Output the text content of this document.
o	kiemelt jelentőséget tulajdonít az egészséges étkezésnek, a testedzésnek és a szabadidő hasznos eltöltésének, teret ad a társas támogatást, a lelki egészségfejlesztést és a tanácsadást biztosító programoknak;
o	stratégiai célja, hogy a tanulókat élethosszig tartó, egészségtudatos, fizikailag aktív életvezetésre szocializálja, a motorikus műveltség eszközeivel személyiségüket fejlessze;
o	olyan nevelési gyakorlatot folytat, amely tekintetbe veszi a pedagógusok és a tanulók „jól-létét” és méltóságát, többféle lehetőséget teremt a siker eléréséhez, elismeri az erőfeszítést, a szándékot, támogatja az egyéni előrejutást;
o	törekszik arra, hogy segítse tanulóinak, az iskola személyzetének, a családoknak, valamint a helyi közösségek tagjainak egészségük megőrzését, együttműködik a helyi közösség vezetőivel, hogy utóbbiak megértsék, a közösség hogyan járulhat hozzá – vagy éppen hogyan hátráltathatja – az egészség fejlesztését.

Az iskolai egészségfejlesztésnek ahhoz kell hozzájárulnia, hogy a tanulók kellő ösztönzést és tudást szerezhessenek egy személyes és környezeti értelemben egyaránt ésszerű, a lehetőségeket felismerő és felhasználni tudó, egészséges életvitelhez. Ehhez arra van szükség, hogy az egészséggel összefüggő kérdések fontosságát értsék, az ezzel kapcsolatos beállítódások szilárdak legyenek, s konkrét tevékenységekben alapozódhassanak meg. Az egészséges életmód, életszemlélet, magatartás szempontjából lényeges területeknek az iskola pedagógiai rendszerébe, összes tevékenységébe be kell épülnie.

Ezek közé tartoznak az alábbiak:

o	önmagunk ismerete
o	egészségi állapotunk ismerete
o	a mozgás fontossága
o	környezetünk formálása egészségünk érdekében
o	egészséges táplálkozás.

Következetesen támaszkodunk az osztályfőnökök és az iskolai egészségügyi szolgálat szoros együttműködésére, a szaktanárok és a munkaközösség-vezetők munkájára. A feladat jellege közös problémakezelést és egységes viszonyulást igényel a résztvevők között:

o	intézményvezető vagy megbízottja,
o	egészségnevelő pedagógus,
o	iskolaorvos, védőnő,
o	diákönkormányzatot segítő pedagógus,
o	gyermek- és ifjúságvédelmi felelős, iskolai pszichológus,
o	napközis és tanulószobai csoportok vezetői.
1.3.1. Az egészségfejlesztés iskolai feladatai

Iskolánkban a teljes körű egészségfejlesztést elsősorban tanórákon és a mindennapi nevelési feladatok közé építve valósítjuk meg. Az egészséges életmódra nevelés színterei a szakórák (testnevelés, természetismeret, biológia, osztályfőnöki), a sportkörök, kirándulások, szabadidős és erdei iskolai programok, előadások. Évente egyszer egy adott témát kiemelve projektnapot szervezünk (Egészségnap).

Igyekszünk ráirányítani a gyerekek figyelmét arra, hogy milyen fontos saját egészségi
__________
• **What this task involves**: Looking at the records above, count the lines where the word "vagy" appears. State only the number.

• **Reply**: 2